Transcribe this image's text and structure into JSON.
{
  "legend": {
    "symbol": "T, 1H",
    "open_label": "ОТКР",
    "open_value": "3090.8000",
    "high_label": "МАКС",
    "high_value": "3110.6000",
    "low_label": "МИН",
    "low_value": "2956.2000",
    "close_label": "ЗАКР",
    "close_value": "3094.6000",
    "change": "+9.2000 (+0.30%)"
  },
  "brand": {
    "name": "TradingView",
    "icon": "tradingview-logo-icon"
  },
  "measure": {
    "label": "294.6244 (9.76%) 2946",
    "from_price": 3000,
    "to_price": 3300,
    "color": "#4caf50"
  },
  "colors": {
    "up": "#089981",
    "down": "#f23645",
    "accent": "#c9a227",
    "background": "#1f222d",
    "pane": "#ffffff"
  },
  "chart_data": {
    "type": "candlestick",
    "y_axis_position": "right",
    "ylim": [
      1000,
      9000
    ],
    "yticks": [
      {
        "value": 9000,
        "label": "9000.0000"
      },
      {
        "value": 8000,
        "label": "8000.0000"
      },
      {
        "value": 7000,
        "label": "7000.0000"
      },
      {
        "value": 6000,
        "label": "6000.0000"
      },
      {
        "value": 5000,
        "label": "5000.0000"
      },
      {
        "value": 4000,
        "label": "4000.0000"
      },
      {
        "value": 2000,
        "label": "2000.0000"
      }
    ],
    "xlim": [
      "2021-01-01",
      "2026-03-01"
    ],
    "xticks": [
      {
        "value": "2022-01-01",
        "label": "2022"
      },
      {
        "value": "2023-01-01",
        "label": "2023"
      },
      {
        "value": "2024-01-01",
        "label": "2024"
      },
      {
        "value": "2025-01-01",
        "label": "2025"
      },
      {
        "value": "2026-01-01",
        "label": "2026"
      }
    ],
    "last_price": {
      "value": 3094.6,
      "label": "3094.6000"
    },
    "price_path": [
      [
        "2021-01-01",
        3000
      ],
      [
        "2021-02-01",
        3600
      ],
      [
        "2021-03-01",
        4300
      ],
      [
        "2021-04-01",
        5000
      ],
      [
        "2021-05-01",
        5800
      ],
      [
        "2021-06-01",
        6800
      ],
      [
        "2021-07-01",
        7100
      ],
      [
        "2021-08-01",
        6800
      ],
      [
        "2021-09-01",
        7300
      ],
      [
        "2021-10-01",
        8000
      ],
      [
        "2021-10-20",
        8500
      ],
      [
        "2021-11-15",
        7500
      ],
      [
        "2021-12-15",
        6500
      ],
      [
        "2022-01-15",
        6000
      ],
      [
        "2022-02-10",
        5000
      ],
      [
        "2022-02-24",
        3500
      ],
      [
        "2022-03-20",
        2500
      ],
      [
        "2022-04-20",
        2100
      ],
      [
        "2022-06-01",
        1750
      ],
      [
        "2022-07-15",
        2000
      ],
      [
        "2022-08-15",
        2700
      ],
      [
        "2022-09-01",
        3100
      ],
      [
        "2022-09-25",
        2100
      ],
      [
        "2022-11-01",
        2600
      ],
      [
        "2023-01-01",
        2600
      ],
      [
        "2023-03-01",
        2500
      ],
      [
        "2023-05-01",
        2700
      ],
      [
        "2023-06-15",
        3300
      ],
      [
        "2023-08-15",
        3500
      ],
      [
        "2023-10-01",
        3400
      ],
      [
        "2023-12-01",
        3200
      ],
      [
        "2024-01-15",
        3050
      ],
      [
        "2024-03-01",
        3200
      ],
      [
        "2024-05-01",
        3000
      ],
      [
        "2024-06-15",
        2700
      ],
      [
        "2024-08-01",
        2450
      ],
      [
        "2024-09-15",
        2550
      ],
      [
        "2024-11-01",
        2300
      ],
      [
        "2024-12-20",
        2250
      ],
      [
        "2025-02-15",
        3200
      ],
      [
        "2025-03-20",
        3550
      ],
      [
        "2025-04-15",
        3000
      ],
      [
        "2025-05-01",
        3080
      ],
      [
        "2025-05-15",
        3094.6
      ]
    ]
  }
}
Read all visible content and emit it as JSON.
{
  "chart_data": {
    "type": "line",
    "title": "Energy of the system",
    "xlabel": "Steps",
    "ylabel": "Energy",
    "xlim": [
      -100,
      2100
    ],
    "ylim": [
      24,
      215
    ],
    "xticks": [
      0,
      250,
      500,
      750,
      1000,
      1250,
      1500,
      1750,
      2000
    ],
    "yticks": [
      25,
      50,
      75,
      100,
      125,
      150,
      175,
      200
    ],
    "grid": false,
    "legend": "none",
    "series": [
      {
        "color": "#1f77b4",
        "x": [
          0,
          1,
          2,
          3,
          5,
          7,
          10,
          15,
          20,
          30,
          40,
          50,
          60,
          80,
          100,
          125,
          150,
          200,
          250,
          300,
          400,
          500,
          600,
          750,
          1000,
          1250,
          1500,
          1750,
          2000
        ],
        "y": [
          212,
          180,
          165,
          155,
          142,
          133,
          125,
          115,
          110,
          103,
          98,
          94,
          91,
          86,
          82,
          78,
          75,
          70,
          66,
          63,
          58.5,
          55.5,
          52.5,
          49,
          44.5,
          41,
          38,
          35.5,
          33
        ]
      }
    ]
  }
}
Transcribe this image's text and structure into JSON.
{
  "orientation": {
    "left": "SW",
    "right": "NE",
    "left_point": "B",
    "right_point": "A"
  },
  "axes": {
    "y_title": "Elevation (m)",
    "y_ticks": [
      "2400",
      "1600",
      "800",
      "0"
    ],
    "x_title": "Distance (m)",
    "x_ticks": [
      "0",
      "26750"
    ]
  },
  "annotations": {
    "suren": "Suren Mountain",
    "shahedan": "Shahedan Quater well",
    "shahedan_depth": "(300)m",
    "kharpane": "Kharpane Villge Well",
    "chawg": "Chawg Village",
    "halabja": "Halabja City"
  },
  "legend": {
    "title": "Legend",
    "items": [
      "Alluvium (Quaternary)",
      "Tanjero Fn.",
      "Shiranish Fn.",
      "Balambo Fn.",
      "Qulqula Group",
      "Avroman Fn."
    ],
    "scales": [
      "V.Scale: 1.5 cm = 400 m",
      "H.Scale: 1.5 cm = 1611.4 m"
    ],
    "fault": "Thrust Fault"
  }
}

- - - -

■ Task to carry out
All of the material above needs to be copied exactly.

■ The response
Transcribe this image's text and structure into JSON.
{
  "legend": {
    "symbol": "T, 1H",
    "open_label": "ОТКР",
    "open_value": "3090.8000",
    "high_label": "МАКС",
    "high_value": "3110.6000",
    "low_label": "МИН",
    "low_value": "2956.2000",
    "close_label": "ЗАКР",
    "close_value": "3094.6000",
    "change": "+9.2000 (+0.30%)"
  },
  "brand": {
    "name": "TradingView",
    "icon": "tradingview-logo-icon"
  },
  "measure": {
    "label": "294.6244 (9.76%) 2946",
    "from_price": 3000,
    "to_price": 3300,
    "color": "#4caf50"
  },
  "colors": {
    "up": "#089981",
    "down": "#f23645",
    "accent": "#c9a227",
    "background": "#1f222d",
    "pane": "#ffffff"
  },
  "chart_data": {
    "type": "candlestick",
    "y_axis_position": "right",
    "ylim": [
      1000,
      9000
    ],
    "yticks": [
      {
        "value": 9000,
        "label": "9000.0000"
      },
      {
        "value": 8000,
        "label": "8000.0000"
      },
      {
        "value": 7000,
        "label": "7000.0000"
      },
      {
        "value": 6000,
        "label": "6000.0000"
      },
      {
        "value": 5000,
        "label": "5000.0000"
      },
      {
        "value": 4000,
        "label": "4000.0000"
      },
      {
        "value": 2000,
        "label": "2000.0000"
      }
    ],
    "xlim": [
      "2021-01-01",
      "2026-03-01"
    ],
    "xticks": [
      {
        "value": "2022-01-01",
        "label": "2022"
      },
      {
        "value": "2023-01-01",
        "label": "2023"
      },
      {
        "value": "2024-01-01",
        "label": "2024"
      },
      {
        "value": "2025-01-01",
        "label": "2025"
      },
      {
        "value": "2026-01-01",
        "label": "2026"
      }
    ],
    "last_price": {
      "value": 3094.6,
      "label": "3094.6000"
    },
    "price_path": [
      [
        "2021-01-01",
        3000
      ],
      [
        "2021-02-01",
        3600
      ],
      [
        "2021-03-01",
        4300
      ],
      [
        "2021-04-01",
        5000
      ],
      [
        "2021-05-01",
        5800
      ],
      [
        "2021-06-01",
        6800
      ],
      [
        "2021-07-01",
        7100
      ],
      [
        "2021-08-01",
        6800
      ],
      [
        "2021-09-01",
        7300
      ],
      [
        "2021-10-01",
        8000
      ],
      [
        "2021-10-20",
        8500
      ],
      [
        "2021-11-15",
        7500
      ],
      [
        "2021-12-15",
        6500
      ],
      [
        "2022-01-15",
        6000
      ],
      [
        "2022-02-10",
        5000
      ],
      [
        "2022-02-24",
        3500
      ],
      [
        "2022-03-20",
        2500
      ],
      [
        "2022-04-20",
        2100
      ],
      [
        "2022-06-01",
        1750
      ],
      [
        "2022-07-15",
        2000
      ],
      [
        "2022-08-15",
        2700
      ],
      [
        "2022-09-01",
        3100
      ],
      [
        "2022-09-25",
        2100
      ],
      [
        "2022-11-01",
        2600
      ],
      [
        "2023-01-01",
        2600
      ],
      [
        "2023-03-01",
        2500
      ],
      [
        "2023-05-01",
        2700
      ],
      [
        "2023-06-15",
        3300
      ],
      [
        "2023-08-15",
        3500
      ],
      [
        "2023-10-01",
        3400
      ],
      [
        "2023-12-01",
        3200
      ],
      [
        "2024-01-15",
        3050
      ],
      [
        "2024-03-01",
        3200
      ],
      [
        "2024-05-01",
        3000
      ],
      [
        "2024-06-15",
        2700
      ],
      [
        "2024-08-01",
        2450
      ],
      [
        "2024-09-15",
        2550
      ],
      [
        "2024-11-01",
        2300
      ],
      [
        "2024-12-20",
        2250
      ],
      [
        "2025-02-15",
        3200
      ],
      [
        "2025-03-20",
        3550
      ],
      [
        "2025-04-15",
        3000
      ],
      [
        "2025-05-01",
        3080
      ],
      [
        "2025-05-15",
        3094.6
      ]
    ]
  }
}
Read all visible content and emit it as JSON.
{
  "chart_data": {
    "type": "line",
    "title": "Energy of the system",
    "xlabel": "Steps",
    "ylabel": "Energy",
    "xlim": [
      -100,
      2100
    ],
    "ylim": [
      24,
      215
    ],
    "xticks": [
      0,
      250,
      500,
      750,
      1000,
      1250,
      1500,
      1750,
      2000
    ],
    "yticks": [
      25,
      50,
      75,
      100,
      125,
      150,
      175,
      200
    ],
    "grid": false,
    "legend": "none",
    "series": [
      {
        "color": "#1f77b4",
        "x": [
          0,
          1,
          2,
          3,
          5,
          7,
          10,
          15,
          20,
          30,
          40,
          50,
          60,
          80,
          100,
          125,
          150,
          200,
          250,
          300,
          400,
          500,
          600,
          750,
          1000,
          1250,
          1500,
          1750,
          2000
        ],
        "y": [
          212,
          180,
          165,
          155,
          142,
          133,
          125,
          115,
          110,
          103,
          98,
          94,
          91,
          86,
          82,
          78,
          75,
          70,
          66,
          63,
          58.5,
          55.5,
          52.5,
          49,
          44.5,
          41,
          38,
          35.5,
          33
        ]
      }
    ]
  }
}
Transcribe this image's text and structure into JSON.
{
  "orientation": {
    "left": "SW",
    "right": "NE",
    "left_point": "B",
    "right_point": "A"
  },
  "axes": {
    "y_title": "Elevation (m)",
    "y_ticks": [
      "2400",
      "1600",
      "800",
      "0"
    ],
    "x_title": "Distance (m)",
    "x_ticks": [
      "0",
      "26750"
    ]
  },
  "annotations": {
    "suren": "Suren Mountain",
    "shahedan": "Shahedan Quater well",
    "shahedan_depth": "(300)m",
    "kharpane": "Kharpane Villge Well",
    "chawg": "Chawg Village",
    "halabja": "Halabja City"
  },
  "legend": {
    "title": "Legend",
    "items": [
      "Alluvium (Quaternary)",
      "Tanjero Fn.",
      "Shiranish Fn.",
      "Balambo Fn.",
      "Qulqula Group",
      "Avroman Fn."
    ],
    "scales": [
      "V.Scale: 1.5 cm = 400 m",
      "H.Scale: 1.5 cm = 1611.4 m"
    ],
    "fault": "Thrust Fault"
  }
}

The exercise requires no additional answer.